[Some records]
# # #

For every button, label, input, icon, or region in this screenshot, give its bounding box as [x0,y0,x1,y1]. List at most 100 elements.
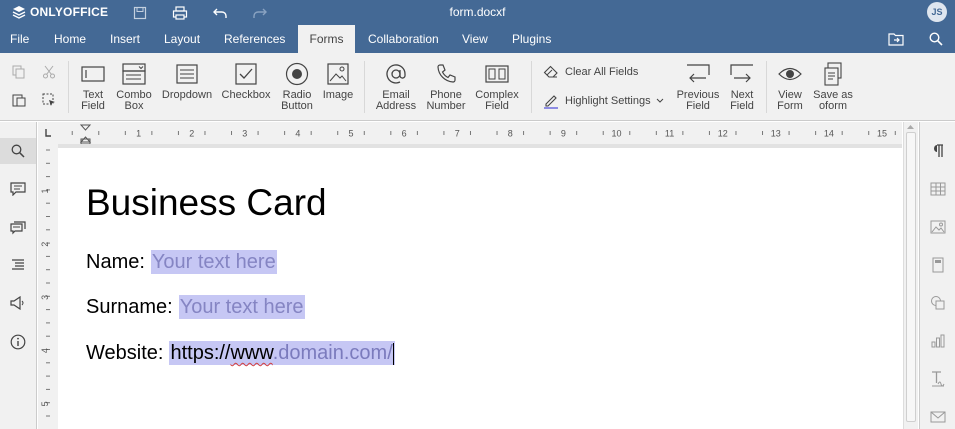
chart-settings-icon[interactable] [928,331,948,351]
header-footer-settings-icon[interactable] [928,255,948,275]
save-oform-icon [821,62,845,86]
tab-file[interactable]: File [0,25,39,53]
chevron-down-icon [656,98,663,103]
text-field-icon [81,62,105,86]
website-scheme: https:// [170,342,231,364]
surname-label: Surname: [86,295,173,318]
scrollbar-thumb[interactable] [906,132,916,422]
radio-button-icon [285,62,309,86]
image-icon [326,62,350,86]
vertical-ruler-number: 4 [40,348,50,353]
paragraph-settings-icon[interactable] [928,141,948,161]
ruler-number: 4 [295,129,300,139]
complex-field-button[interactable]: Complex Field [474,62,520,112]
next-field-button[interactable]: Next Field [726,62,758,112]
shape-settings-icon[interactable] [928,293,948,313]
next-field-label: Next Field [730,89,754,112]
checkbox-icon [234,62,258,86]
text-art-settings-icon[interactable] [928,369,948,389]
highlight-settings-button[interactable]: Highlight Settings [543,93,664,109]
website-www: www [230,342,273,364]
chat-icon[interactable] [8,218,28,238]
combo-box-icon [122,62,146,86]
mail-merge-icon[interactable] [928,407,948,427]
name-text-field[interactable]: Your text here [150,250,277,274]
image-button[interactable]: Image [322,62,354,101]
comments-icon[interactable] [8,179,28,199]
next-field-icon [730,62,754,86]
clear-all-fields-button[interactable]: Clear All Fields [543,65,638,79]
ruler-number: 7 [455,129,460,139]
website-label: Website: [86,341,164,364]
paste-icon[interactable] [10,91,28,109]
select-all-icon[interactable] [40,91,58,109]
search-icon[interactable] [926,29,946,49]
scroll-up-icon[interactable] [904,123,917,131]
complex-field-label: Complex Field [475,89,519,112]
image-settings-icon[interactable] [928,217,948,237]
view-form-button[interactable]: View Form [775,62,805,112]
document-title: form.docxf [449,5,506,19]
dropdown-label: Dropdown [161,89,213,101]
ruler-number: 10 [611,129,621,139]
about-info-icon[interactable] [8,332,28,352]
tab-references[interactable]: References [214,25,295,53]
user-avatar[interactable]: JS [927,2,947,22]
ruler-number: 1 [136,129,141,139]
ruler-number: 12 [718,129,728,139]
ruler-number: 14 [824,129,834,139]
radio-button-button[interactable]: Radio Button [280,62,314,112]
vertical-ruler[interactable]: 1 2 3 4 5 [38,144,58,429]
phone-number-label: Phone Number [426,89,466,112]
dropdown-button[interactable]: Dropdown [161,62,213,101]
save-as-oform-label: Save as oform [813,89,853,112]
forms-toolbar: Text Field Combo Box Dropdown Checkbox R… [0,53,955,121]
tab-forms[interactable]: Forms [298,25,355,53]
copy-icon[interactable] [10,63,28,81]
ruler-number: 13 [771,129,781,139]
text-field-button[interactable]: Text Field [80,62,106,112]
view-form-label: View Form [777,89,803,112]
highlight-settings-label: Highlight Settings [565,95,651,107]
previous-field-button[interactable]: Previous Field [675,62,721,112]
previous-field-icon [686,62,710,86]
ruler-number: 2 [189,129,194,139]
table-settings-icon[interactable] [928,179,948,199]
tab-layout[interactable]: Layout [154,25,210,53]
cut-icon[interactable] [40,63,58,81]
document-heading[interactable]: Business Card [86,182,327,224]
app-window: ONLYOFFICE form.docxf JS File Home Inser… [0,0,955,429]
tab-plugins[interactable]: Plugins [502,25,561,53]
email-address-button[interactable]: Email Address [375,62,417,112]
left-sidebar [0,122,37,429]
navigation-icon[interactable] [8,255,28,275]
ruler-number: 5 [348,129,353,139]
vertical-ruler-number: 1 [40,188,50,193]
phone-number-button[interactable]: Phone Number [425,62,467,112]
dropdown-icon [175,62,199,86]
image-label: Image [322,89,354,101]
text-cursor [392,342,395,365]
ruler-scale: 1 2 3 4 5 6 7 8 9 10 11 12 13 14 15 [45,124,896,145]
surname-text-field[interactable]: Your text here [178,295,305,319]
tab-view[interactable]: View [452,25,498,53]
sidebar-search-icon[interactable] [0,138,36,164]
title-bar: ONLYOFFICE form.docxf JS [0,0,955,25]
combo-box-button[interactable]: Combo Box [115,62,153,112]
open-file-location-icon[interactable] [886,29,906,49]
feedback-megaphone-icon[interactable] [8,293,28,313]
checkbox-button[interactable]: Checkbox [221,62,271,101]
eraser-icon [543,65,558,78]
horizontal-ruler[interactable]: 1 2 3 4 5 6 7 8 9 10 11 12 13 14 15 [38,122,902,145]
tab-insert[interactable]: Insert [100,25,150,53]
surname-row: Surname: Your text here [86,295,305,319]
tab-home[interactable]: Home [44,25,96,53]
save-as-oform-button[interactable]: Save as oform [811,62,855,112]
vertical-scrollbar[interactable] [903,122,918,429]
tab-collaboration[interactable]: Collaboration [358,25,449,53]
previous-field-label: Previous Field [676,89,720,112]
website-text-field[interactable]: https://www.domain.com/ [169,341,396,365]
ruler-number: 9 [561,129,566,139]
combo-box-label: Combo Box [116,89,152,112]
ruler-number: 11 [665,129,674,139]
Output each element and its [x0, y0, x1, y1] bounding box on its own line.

# # #

Stated problem
Recast the lines of every row above as a Markdown table with the columns Number and Record line, numbering them in order and skipping blank lines. Leave the pictures out of the answer.

Full solution
| Number | Record line |
|---|---|
| 1 | For every button, label, input, icon, or region in this screenshot, give its bounding box as [x0,y0,x1,y1]. List at most 100 elements. |
| 2 | chart-settings-icon[interactable] [928,331,948,351] |
| 3 | header-footer-settings-icon[interactable] [928,255,948,275] |
| 4 | save-oform-icon [821,62,845,86] |
| 5 | tab-file[interactable]: File [0,25,39,53] |
| 6 | chevron-down-icon [656,98,663,103] |
| 7 | text-field-icon [81,62,105,86] |
| 8 | website-scheme: https:// [170,342,231,364] |
| 9 | surname-label: Surname: [86,295,173,318] |
| 10 | scrollbar-thumb[interactable] [906,132,916,422] |
| 11 | radio-button-icon [285,62,309,86] |
| 12 | image-icon [326,62,350,86] |
| 13 | vertical-ruler-number: 4 [40,348,50,353] |
| 14 | paragraph-settings-icon[interactable] [928,141,948,161] |
| 15 | ruler-number: 4 [295,129,300,139] |
| 16 | complex-field-button[interactable]: Complex Field [474,62,520,112] |
| 17 | next-field-button[interactable]: Next Field [726,62,758,112] |
| 18 | shape-settings-icon[interactable] [928,293,948,313] |
| 19 | next-field-label: Next Field [730,89,754,112] |
| 20 | checkbox-icon [234,62,258,86] |
| 21 | text-art-settings-icon[interactable] [928,369,948,389] |
| 22 | highlight-settings-button[interactable]: Highlight Settings [543,93,664,109] |
| 23 | website-www: www [230,342,273,364] |
| 24 | chat-icon[interactable] [8,218,28,238] |
| 25 | combo-box-icon [122,62,146,86] |
| 26 | mail-merge-icon[interactable] [928,407,948,427] |
| 27 | name-text-field[interactable]: Your text here [150,250,277,274] |
| 28 | image-button[interactable]: Image [322,62,354,101] |
| 29 | comments-icon[interactable] [8,179,28,199] |
| 30 | next-field-icon [730,62,754,86] |
| 31 | clear-all-fields-button[interactable]: Clear All Fields [543,65,638,79] |
| 32 | ruler-number: 7 [455,129,460,139] |
| 33 | website-label: Website: [86,341,164,364] |
| 34 | paste-icon[interactable] [10,91,28,109] |
| 35 | select-all-icon[interactable] [40,91,58,109] |
| 36 | search-icon[interactable] [926,29,946,49] |
| 37 | scroll-up-icon[interactable] [904,123,917,131] |
| 38 | complex-field-label: Complex Field [475,89,519,112] |
| 39 | image-settings-icon[interactable] [928,217,948,237] |
| 40 | view-form-button[interactable]: View Form [775,62,805,112] |
| 41 | document-title: form.docxf [449,5,506,19] |
| 42 | dropdown-label: Dropdown [161,89,213,101] |
| 43 | ruler-number: 10 [611,129,621,139] |
| 44 | about-info-icon[interactable] [8,332,28,352] |
| 45 | tab-references[interactable]: References [214,25,295,53] |
| 46 | user-avatar[interactable]: JS [927,2,947,22] |
| 47 | ruler-number: 1 [136,129,141,139] |
| 48 | ruler-number: 12 [718,129,728,139] |
| 49 | ruler-number: 14 [824,129,834,139] |
| 50 | radio-button-button[interactable]: Radio Button [280,62,314,112] |
| 51 | vertical-ruler[interactable]: 1 2 3 4 5 [38,144,58,429] |
| 52 | phone-number-label: Phone Number [426,89,466,112] |
| 53 | dropdown-button[interactable]: Dropdown [161,62,213,101] |
| 54 | save-as-oform-label: Save as oform [813,89,853,112] |
| 55 | forms-toolbar: Text Field Combo Box Dropdown Checkbox R… [0,53,955,121] |
| 56 | tab-forms[interactable]: Forms [298,25,355,53] |
| 57 | copy-icon[interactable] [10,63,28,81] |
| 58 | ruler-number: 13 [771,129,781,139] |
| 59 | text-field-button[interactable]: Text Field [80,62,106,112] |
| 60 | view-form-label: View Form [777,89,803,112] |
| 61 | highlight-settings-label: Highlight Settings [565,95,651,107] |
| 62 | previous-field-button[interactable]: Previous Field [675,62,721,112] |
| 63 | previous-field-icon [686,62,710,86] |
| 64 | ruler-number: 2 [189,129,194,139] |
| 65 | table-settings-icon[interactable] [928,179,948,199] |
| 66 | tab-layout[interactable]: Layout [154,25,210,53] |
| 67 | cut-icon[interactable] [40,63,58,81] |
| 68 | document-heading[interactable]: Business Card [86,182,327,224] |
| 69 | app-window: ONLYOFFICE form.docxf JS File Home Inser… [0,0,955,429] |
| 70 | tab-plugins[interactable]: Plugins [502,25,561,53] |
| 71 | email-address-button[interactable]: Email Address [375,62,417,112] |
| 72 | left-sidebar [0,122,37,429] |
| 73 | navigation-icon[interactable] [8,255,28,275] |
| 74 | ruler-number: 5 [348,129,353,139] |
| 75 | vertical-ruler-number: 1 [40,188,50,193] |
| 76 | phone-number-button[interactable]: Phone Number [425,62,467,112] |
| 77 | dropdown-icon [175,62,199,86] |
| 78 | image-label: Image [322,89,354,101] |
| 79 | text-cursor [392,342,395,365] |
| 80 | ruler-scale: 1 2 3 4 5 6 7 8 9 10 11 12 13 14 15 [45,124,896,145] |
| 81 | surname-text-field[interactable]: Your text here [178,295,305,319] |
| 82 | tab-view[interactable]: View [452,25,498,53] |
| 83 | sidebar-search-icon[interactable] [0,138,36,164] |
| 84 | title-bar: ONLYOFFICE form.docxf JS [0,0,955,25] |
| 85 | combo-box-button[interactable]: Combo Box [115,62,153,112] |
| 86 | open-file-location-icon[interactable] [886,29,906,49] |
| 87 | feedback-megaphone-icon[interactable] [8,293,28,313] |
| 88 | checkbox-button[interactable]: Checkbox [221,62,271,101] |
| 89 | eraser-icon [543,65,558,78] |
| 90 | horizontal-ruler[interactable]: 1 2 3 4 5 6 7 8 9 10 11 12 13 14 15 [38,122,902,145] |
| 91 | tab-insert[interactable]: Insert [100,25,150,53] |
| 92 | surname-row: Surname: Your text here [86,295,305,319] |
| 93 | tab-home[interactable]: Home [44,25,96,53] |
| 94 | save-as-oform-button[interactable]: Save as oform [811,62,855,112] |
| 95 | vertical-scrollbar[interactable] [903,122,918,429] |
| 96 | tab-collaboration[interactable]: Collaboration [358,25,449,53] |
| 97 | previous-field-label: Previous Field [676,89,720,112] |
| 98 | website-text-field[interactable]: https://www.domain.com/ [169,341,396,365] |
| 99 | ruler-number: 9 [561,129,566,139] |
| 100 | combo-box-label: Combo Box [116,89,152,112] |
| 101 | ruler-number: 11 [665,129,674,139] |
| 102 | Output each element and its [x0, y0, x1, y1] bounding box on its own line. |